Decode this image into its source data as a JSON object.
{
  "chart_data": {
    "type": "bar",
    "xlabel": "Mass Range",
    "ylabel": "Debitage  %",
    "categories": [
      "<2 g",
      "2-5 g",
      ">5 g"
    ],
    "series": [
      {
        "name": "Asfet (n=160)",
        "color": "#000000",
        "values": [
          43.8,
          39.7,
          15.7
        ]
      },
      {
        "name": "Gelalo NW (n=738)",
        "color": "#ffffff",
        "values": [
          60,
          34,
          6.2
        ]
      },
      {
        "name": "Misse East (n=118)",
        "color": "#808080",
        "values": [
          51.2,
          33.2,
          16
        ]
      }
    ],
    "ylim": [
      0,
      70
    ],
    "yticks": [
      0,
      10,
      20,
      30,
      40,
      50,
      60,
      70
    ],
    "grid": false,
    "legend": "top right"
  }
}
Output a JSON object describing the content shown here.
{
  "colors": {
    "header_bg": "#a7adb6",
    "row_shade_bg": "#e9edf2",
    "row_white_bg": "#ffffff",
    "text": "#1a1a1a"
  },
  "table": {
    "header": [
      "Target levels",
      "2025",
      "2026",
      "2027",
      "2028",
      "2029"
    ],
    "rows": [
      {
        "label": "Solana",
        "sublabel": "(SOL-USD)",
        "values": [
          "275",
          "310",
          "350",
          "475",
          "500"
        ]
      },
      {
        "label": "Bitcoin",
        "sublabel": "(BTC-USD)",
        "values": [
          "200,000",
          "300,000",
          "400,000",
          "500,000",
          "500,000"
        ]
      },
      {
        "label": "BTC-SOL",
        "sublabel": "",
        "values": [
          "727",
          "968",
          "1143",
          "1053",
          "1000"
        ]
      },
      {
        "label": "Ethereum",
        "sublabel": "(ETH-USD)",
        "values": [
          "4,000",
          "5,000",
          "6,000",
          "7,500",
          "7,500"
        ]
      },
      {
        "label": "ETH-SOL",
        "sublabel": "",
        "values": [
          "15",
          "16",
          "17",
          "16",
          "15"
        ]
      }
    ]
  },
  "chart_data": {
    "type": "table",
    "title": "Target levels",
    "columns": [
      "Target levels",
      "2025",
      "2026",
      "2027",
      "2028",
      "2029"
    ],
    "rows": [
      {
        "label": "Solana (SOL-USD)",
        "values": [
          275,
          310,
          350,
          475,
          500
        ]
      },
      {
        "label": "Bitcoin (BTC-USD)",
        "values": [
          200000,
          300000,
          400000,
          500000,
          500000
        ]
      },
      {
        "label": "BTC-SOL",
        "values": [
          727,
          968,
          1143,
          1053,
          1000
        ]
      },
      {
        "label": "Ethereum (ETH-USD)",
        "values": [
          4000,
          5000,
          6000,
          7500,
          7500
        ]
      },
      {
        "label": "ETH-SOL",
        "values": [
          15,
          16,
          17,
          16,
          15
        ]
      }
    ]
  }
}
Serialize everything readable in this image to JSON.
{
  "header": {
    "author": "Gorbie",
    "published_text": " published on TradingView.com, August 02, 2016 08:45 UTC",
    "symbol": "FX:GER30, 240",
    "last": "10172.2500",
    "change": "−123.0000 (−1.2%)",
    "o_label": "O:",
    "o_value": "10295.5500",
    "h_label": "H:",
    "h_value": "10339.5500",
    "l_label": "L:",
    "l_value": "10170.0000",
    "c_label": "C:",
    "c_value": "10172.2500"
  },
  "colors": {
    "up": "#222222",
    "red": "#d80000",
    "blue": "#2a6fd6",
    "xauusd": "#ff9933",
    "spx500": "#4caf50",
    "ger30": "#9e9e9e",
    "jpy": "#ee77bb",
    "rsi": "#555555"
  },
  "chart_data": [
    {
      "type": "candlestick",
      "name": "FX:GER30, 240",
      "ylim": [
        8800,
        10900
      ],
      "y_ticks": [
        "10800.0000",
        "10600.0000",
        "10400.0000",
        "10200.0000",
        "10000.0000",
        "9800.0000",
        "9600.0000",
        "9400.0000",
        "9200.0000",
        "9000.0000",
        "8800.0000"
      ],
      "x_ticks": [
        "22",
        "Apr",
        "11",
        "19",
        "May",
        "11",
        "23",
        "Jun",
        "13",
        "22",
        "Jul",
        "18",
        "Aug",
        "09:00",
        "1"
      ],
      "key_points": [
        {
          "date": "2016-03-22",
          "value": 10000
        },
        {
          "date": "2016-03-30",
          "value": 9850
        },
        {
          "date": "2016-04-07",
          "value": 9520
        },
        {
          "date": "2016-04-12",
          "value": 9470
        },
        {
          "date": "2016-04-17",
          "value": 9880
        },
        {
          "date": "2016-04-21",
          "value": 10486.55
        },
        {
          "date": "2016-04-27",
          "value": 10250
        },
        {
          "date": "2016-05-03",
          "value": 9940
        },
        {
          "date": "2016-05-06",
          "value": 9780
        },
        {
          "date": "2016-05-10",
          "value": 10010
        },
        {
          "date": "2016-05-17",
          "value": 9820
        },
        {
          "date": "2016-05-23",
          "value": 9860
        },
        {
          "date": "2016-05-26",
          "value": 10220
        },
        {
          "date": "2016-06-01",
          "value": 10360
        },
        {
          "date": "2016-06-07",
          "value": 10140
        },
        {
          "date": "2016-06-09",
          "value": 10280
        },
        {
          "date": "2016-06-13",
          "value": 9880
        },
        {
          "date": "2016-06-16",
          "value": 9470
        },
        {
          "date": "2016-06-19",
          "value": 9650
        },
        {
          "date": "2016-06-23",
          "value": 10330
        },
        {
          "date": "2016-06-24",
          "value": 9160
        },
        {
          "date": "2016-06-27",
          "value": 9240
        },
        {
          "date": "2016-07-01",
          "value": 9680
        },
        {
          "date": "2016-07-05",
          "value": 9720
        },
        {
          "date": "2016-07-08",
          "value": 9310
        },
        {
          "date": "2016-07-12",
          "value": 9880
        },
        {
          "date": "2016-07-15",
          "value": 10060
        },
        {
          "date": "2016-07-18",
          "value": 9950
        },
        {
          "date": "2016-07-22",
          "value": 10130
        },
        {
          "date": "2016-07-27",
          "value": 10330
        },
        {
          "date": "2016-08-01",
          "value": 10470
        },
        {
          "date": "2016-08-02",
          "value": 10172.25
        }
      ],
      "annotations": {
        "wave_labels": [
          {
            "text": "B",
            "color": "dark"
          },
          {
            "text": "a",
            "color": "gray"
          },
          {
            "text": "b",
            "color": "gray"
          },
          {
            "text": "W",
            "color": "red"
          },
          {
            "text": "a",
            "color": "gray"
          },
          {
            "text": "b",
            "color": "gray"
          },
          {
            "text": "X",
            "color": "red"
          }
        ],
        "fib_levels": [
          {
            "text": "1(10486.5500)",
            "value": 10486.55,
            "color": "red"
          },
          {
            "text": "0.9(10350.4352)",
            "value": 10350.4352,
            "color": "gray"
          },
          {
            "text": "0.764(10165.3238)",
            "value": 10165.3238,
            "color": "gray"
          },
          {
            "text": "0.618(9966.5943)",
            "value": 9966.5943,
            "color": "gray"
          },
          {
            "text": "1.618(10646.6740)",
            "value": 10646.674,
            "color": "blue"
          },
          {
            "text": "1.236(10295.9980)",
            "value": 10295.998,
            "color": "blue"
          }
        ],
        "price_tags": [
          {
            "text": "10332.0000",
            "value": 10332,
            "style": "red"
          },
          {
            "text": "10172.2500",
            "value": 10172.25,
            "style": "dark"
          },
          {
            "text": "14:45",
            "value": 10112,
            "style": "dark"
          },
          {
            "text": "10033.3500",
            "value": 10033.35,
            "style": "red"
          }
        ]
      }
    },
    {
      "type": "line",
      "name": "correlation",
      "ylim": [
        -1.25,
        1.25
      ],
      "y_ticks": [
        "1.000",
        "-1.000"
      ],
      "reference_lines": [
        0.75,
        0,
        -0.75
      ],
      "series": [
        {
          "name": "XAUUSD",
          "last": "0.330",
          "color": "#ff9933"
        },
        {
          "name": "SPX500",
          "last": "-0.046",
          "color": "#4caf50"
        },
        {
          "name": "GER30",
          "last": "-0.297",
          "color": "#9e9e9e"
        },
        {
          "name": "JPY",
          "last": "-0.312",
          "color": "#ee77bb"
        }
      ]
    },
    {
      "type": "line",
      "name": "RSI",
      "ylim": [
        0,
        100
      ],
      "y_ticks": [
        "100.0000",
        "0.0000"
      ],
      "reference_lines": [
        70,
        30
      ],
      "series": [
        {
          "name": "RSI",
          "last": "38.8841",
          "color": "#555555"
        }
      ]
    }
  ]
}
######
== Request ==
Among the entries, how many lines contain the string "sublabel"? Give the number without anything else.

== Answer for the task ==
5